** START **

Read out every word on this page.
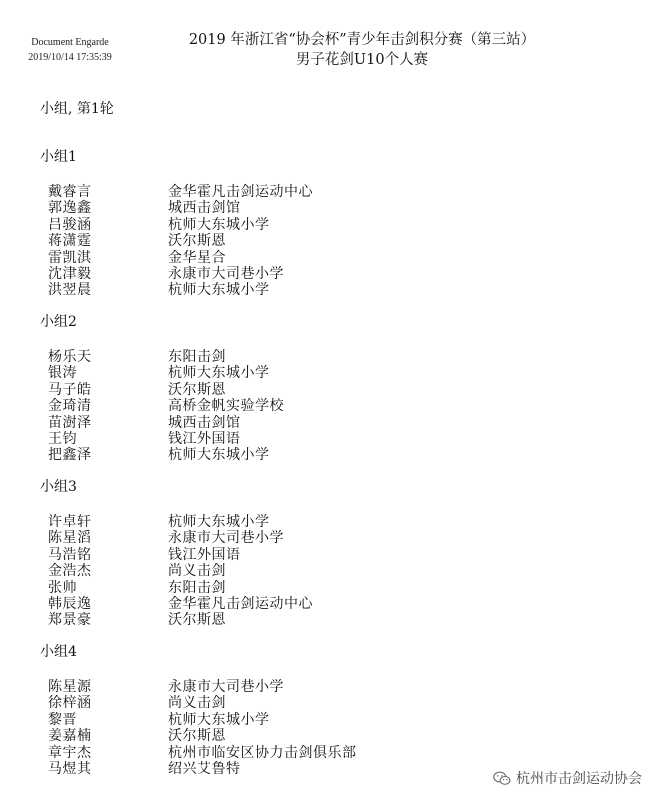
Document Engarde
2019/10/14 17:35:39
2019 年浙江省“协会杯”青少年击剑积分赛（第三站）
男子花剑U10个人赛
小组, 第1轮
小组1
戴睿言	金华霍凡击剑运动中心
郭逸鑫	城西击剑馆
吕骏涵	杭师大东城小学
蒋潇霆	沃尔斯恩
雷凯淇	金华星合
沈津毅	永康市大司巷小学
洪翌晨	杭师大东城小学
小组2
杨乐天	东阳击剑
银涛	杭师大东城小学
马子皓	沃尔斯恩
金琦清	高桥金帆实验学校
苗澍泽	城西击剑馆
王钧	钱江外国语
把鑫泽	杭师大东城小学
小组3
许卓轩	杭师大东城小学
陈星滔	永康市大司巷小学
马浩铭	钱江外国语
金浩杰	尚义击剑
张帅	东阳击剑
韩辰逸	金华霍凡击剑运动中心
郑景豪	沃尔斯恩
小组4
陈星源	永康市大司巷小学
徐梓涵	尚义击剑
黎晋	杭师大东城小学
姜嘉楠	沃尔斯恩
章宇杰	杭州市临安区协力击剑俱乐部
马煜其	绍兴艾鲁特
杭州市击剑运动协会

** END **

YOUR OBJECTIVE:
Repeat all of the records verbatim, leaving out the pictures.

ANSWER FOR THIS EXERCISE:
Read out every word on this page.
Document Engarde
2019/10/14 17:35:39
2019 年浙江省“协会杯”青少年击剑积分赛（第三站）
男子花剑U10个人赛
小组, 第1轮
小组1
戴睿言	金华霍凡击剑运动中心
郭逸鑫	城西击剑馆
吕骏涵	杭师大东城小学
蒋潇霆	沃尔斯恩
雷凯淇	金华星合
沈津毅	永康市大司巷小学
洪翌晨	杭师大东城小学
小组2
杨乐天	东阳击剑
银涛	杭师大东城小学
马子皓	沃尔斯恩
金琦清	高桥金帆实验学校
苗澍泽	城西击剑馆
王钧	钱江外国语
把鑫泽	杭师大东城小学
小组3
许卓轩	杭师大东城小学
陈星滔	永康市大司巷小学
马浩铭	钱江外国语
金浩杰	尚义击剑
张帅	东阳击剑
韩辰逸	金华霍凡击剑运动中心
郑景豪	沃尔斯恩
小组4
陈星源	永康市大司巷小学
徐梓涵	尚义击剑
黎晋	杭师大东城小学
姜嘉楠	沃尔斯恩
章宇杰	杭州市临安区协力击剑俱乐部
马煜其	绍兴艾鲁特
杭州市击剑运动协会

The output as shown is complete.